- **REQUIREMENT**: Quote the records that follow in full and exactly; leave out the pictures.
▽
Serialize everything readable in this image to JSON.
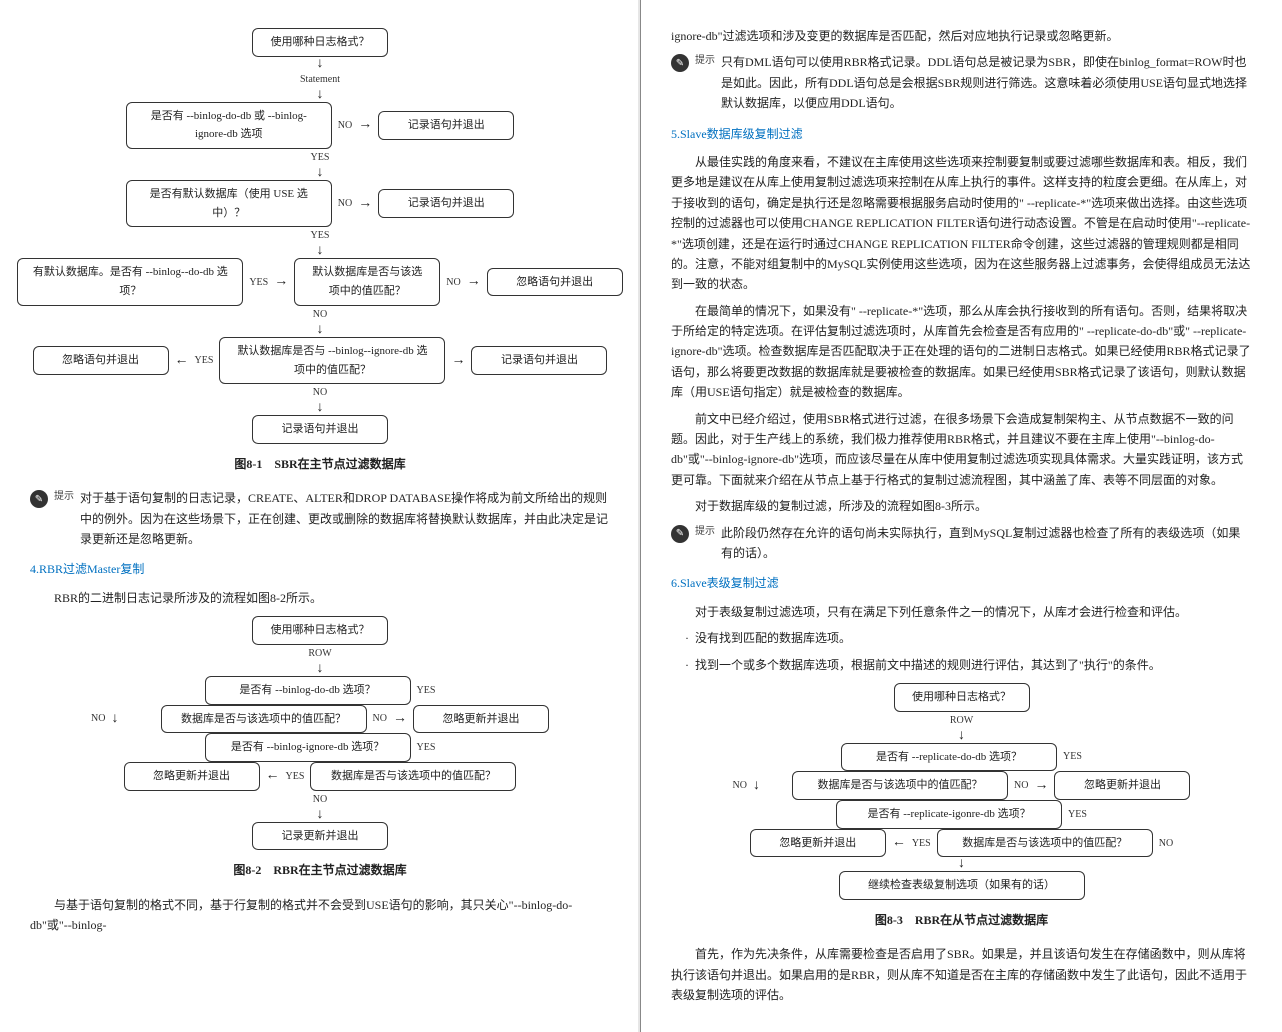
{
  "left": {
    "fc1": {
      "n1": "使用哪种日志格式？",
      "e1": "Statement",
      "n2": "是否有 --binlog-do-db 或 --binlog-ignore-db 选项",
      "e_no": "NO",
      "out_no2": "记录语句并退出",
      "e_yes": "YES",
      "n3": "是否有默认数据库（使用 USE 选中）？",
      "out_no3": "记录语句并退出",
      "n4": "有默认数据库。是否有 --binlog--do-db 选项？",
      "n5": "默认数据库是否与该选项中的值匹配？",
      "out_no5": "忽略语句并退出",
      "n6": "默认数据库是否与 --binlog--ignore-db 选项中的值匹配？",
      "out_yes6": "忽略语句并退出",
      "out_no4_yes": "记录语句并退出",
      "n7": "记录语句并退出"
    },
    "cap1": "图8-1　SBR在主节点过滤数据库",
    "note1": "对于基于语句复制的日志记录，CREATE、ALTER和DROP DATABASE操作将成为前文所给出的规则中的例外。因为在这些场景下，正在创建、更改或删除的数据库将替换默认数据库，并由此决定是记录更新还是忽略更新。",
    "h1": "4.RBR过滤Master复制",
    "p1": "RBR的二进制日志记录所涉及的流程如图8-2所示。",
    "fc2": {
      "n1": "使用哪种日志格式？",
      "e1": "ROW",
      "n2": "是否有 --binlog-do-db 选项？",
      "n3": "数据库是否与该选项中的值匹配？",
      "out_no3": "忽略更新并退出",
      "n4": "是否有 --binlog-ignore-db 选项？",
      "n5": "数据库是否与该选项中的值匹配？",
      "out_yes5": "忽略更新并退出",
      "n6": "记录更新并退出",
      "yes": "YES",
      "no": "NO"
    },
    "cap2": "图8-2　RBR在主节点过滤数据库",
    "p_last": "与基于语句复制的格式不同，基于行复制的格式并不会受到USE语句的影响，其只关心\"--binlog-do-db\"或\"--binlog-"
  },
  "right": {
    "p0": "ignore-db\"过滤选项和涉及变更的数据库是否匹配，然后对应地执行记录或忽略更新。",
    "note2": "只有DML语句可以使用RBR格式记录。DDL语句总是被记录为SBR，即使在binlog_format=ROW时也是如此。因此，所有DDL语句总是会根据SBR规则进行筛选。这意味着必须使用USE语句显式地选择默认数据库，以便应用DDL语句。",
    "h2": "5.Slave数据库级复制过滤",
    "p1": "从最佳实践的角度来看，不建议在主库使用这些选项来控制要复制或要过滤哪些数据库和表。相反，我们更多地是建议在从库上使用复制过滤选项来控制在从库上执行的事件。这样支持的粒度会更细。在从库上，对于接收到的语句，确定是执行还是忽略需要根据服务启动时使用的\" --replicate-*\"选项来做出选择。由这些选项控制的过滤器也可以使用CHANGE REPLICATION FILTER语句进行动态设置。不管是在启动时使用\"--replicate-*\"选项创建，还是在运行时通过CHANGE REPLICATION FILTER命令创建，这些过滤器的管理规则都是相同的。注意，不能对组复制中的MySQL实例使用这些选项，因为在这些服务器上过滤事务，会使得组成员无法达到一致的状态。",
    "p2": "在最简单的情况下，如果没有\" --replicate-*\"选项，那么从库会执行接收到的所有语句。否则，结果将取决于所给定的特定选项。在评估复制过滤选项时，从库首先会检查是否有应用的\" --replicate-do-db\"或\" --replicate-ignore-db\"选项。检查数据库是否匹配取决于正在处理的语句的二进制日志格式。如果已经使用RBR格式记录了语句，那么将要更改数据的数据库就是要被检查的数据库。如果已经使用SBR格式记录了该语句，则默认数据库（用USE语句指定）就是被检查的数据库。",
    "p3": "前文中已经介绍过，使用SBR格式进行过滤，在很多场景下会造成复制架构主、从节点数据不一致的问题。因此，对于生产线上的系统，我们极力推荐使用RBR格式，并且建议不要在主库上使用\"--binlog-do-db\"或\"--binlog-ignore-db\"选项，而应该尽量在从库中使用复制过滤选项实现具体需求。大量实践证明，该方式更可靠。下面就来介绍在从节点上基于行格式的复制过滤流程图，其中涵盖了库、表等不同层面的对象。",
    "p4": "对于数据库级的复制过滤，所涉及的流程如图8-3所示。",
    "note3": "此阶段仍然存在允许的语句尚未实际执行，直到MySQL复制过滤器也检查了所有的表级选项（如果有的话）。",
    "h3": "6.Slave表级复制过滤",
    "p5": "对于表级复制过滤选项，只有在满足下列任意条件之一的情况下，从库才会进行检查和评估。",
    "li1": "没有找到匹配的数据库选项。",
    "li2": "找到一个或多个数据库选项，根据前文中描述的规则进行评估，其达到了\"执行\"的条件。",
    "fc3": {
      "n1": "使用哪种日志格式？",
      "e1": "ROW",
      "n2": "是否有 --replicate-do-db 选项？",
      "n3": "数据库是否与该选项中的值匹配？",
      "out_no3": "忽略更新并退出",
      "n4": "是否有 --replicate-igonre-db 选项？",
      "n5": "数据库是否与该选项中的值匹配？",
      "out_yes5": "忽略更新并退出",
      "n6": "继续检查表级复制选项（如果有的话）",
      "yes": "YES",
      "no": "NO"
    },
    "cap3": "图8-3　RBR在从节点过滤数据库",
    "p6": "首先，作为先决条件，从库需要检查是否启用了SBR。如果是，并且该语句发生在存储函数中，则从库将执行该语句并退出。如果启用的是RBR，则从库不知道是否在主库的存储函数中发生了此语句，因此不适用于表级复制选项的评估。"
  },
  "labels": {
    "yes": "YES",
    "no": "NO",
    "tip": "提示"
  }
}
△
- **RESPONSE TO THE TASK**:
Serialize everything readable in this image to JSON.
{
  "left": {
    "fc1": {
      "n1": "使用哪种日志格式？",
      "e1": "Statement",
      "n2": "是否有 --binlog-do-db 或 --binlog-ignore-db 选项",
      "e_no": "NO",
      "out_no2": "记录语句并退出",
      "e_yes": "YES",
      "n3": "是否有默认数据库（使用 USE 选中）？",
      "out_no3": "记录语句并退出",
      "n4": "有默认数据库。是否有 --binlog--do-db 选项？",
      "n5": "默认数据库是否与该选项中的值匹配？",
      "out_no5": "忽略语句并退出",
      "n6": "默认数据库是否与 --binlog--ignore-db 选项中的值匹配？",
      "out_yes6": "忽略语句并退出",
      "out_no4_yes": "记录语句并退出",
      "n7": "记录语句并退出"
    },
    "cap1": "图8-1　SBR在主节点过滤数据库",
    "note1": "对于基于语句复制的日志记录，CREATE、ALTER和DROP DATABASE操作将成为前文所给出的规则中的例外。因为在这些场景下，正在创建、更改或删除的数据库将替换默认数据库，并由此决定是记录更新还是忽略更新。",
    "h1": "4.RBR过滤Master复制",
    "p1": "RBR的二进制日志记录所涉及的流程如图8-2所示。",
    "fc2": {
      "n1": "使用哪种日志格式？",
      "e1": "ROW",
      "n2": "是否有 --binlog-do-db 选项？",
      "n3": "数据库是否与该选项中的值匹配？",
      "out_no3": "忽略更新并退出",
      "n4": "是否有 --binlog-ignore-db 选项？",
      "n5": "数据库是否与该选项中的值匹配？",
      "out_yes5": "忽略更新并退出",
      "n6": "记录更新并退出",
      "yes": "YES",
      "no": "NO"
    },
    "cap2": "图8-2　RBR在主节点过滤数据库",
    "p_last": "与基于语句复制的格式不同，基于行复制的格式并不会受到USE语句的影响，其只关心\"--binlog-do-db\"或\"--binlog-"
  },
  "right": {
    "p0": "ignore-db\"过滤选项和涉及变更的数据库是否匹配，然后对应地执行记录或忽略更新。",
    "note2": "只有DML语句可以使用RBR格式记录。DDL语句总是被记录为SBR，即使在binlog_format=ROW时也是如此。因此，所有DDL语句总是会根据SBR规则进行筛选。这意味着必须使用USE语句显式地选择默认数据库，以便应用DDL语句。",
    "h2": "5.Slave数据库级复制过滤",
    "p1": "从最佳实践的角度来看，不建议在主库使用这些选项来控制要复制或要过滤哪些数据库和表。相反，我们更多地是建议在从库上使用复制过滤选项来控制在从库上执行的事件。这样支持的粒度会更细。在从库上，对于接收到的语句，确定是执行还是忽略需要根据服务启动时使用的\" --replicate-*\"选项来做出选择。由这些选项控制的过滤器也可以使用CHANGE REPLICATION FILTER语句进行动态设置。不管是在启动时使用\"--replicate-*\"选项创建，还是在运行时通过CHANGE REPLICATION FILTER命令创建，这些过滤器的管理规则都是相同的。注意，不能对组复制中的MySQL实例使用这些选项，因为在这些服务器上过滤事务，会使得组成员无法达到一致的状态。",
    "p2": "在最简单的情况下，如果没有\" --replicate-*\"选项，那么从库会执行接收到的所有语句。否则，结果将取决于所给定的特定选项。在评估复制过滤选项时，从库首先会检查是否有应用的\" --replicate-do-db\"或\" --replicate-ignore-db\"选项。检查数据库是否匹配取决于正在处理的语句的二进制日志格式。如果已经使用RBR格式记录了语句，那么将要更改数据的数据库就是要被检查的数据库。如果已经使用SBR格式记录了该语句，则默认数据库（用USE语句指定）就是被检查的数据库。",
    "p3": "前文中已经介绍过，使用SBR格式进行过滤，在很多场景下会造成复制架构主、从节点数据不一致的问题。因此，对于生产线上的系统，我们极力推荐使用RBR格式，并且建议不要在主库上使用\"--binlog-do-db\"或\"--binlog-ignore-db\"选项，而应该尽量在从库中使用复制过滤选项实现具体需求。大量实践证明，该方式更可靠。下面就来介绍在从节点上基于行格式的复制过滤流程图，其中涵盖了库、表等不同层面的对象。",
    "p4": "对于数据库级的复制过滤，所涉及的流程如图8-3所示。",
    "note3": "此阶段仍然存在允许的语句尚未实际执行，直到MySQL复制过滤器也检查了所有的表级选项（如果有的话）。",
    "h3": "6.Slave表级复制过滤",
    "p5": "对于表级复制过滤选项，只有在满足下列任意条件之一的情况下，从库才会进行检查和评估。",
    "li1": "没有找到匹配的数据库选项。",
    "li2": "找到一个或多个数据库选项，根据前文中描述的规则进行评估，其达到了\"执行\"的条件。",
    "fc3": {
      "n1": "使用哪种日志格式？",
      "e1": "ROW",
      "n2": "是否有 --replicate-do-db 选项？",
      "n3": "数据库是否与该选项中的值匹配？",
      "out_no3": "忽略更新并退出",
      "n4": "是否有 --replicate-igonre-db 选项？",
      "n5": "数据库是否与该选项中的值匹配？",
      "out_yes5": "忽略更新并退出",
      "n6": "继续检查表级复制选项（如果有的话）",
      "yes": "YES",
      "no": "NO"
    },
    "cap3": "图8-3　RBR在从节点过滤数据库",
    "p6": "首先，作为先决条件，从库需要检查是否启用了SBR。如果是，并且该语句发生在存储函数中，则从库将执行该语句并退出。如果启用的是RBR，则从库不知道是否在主库的存储函数中发生了此语句，因此不适用于表级复制选项的评估。"
  },
  "labels": {
    "yes": "YES",
    "no": "NO",
    "tip": "提示"
  }
}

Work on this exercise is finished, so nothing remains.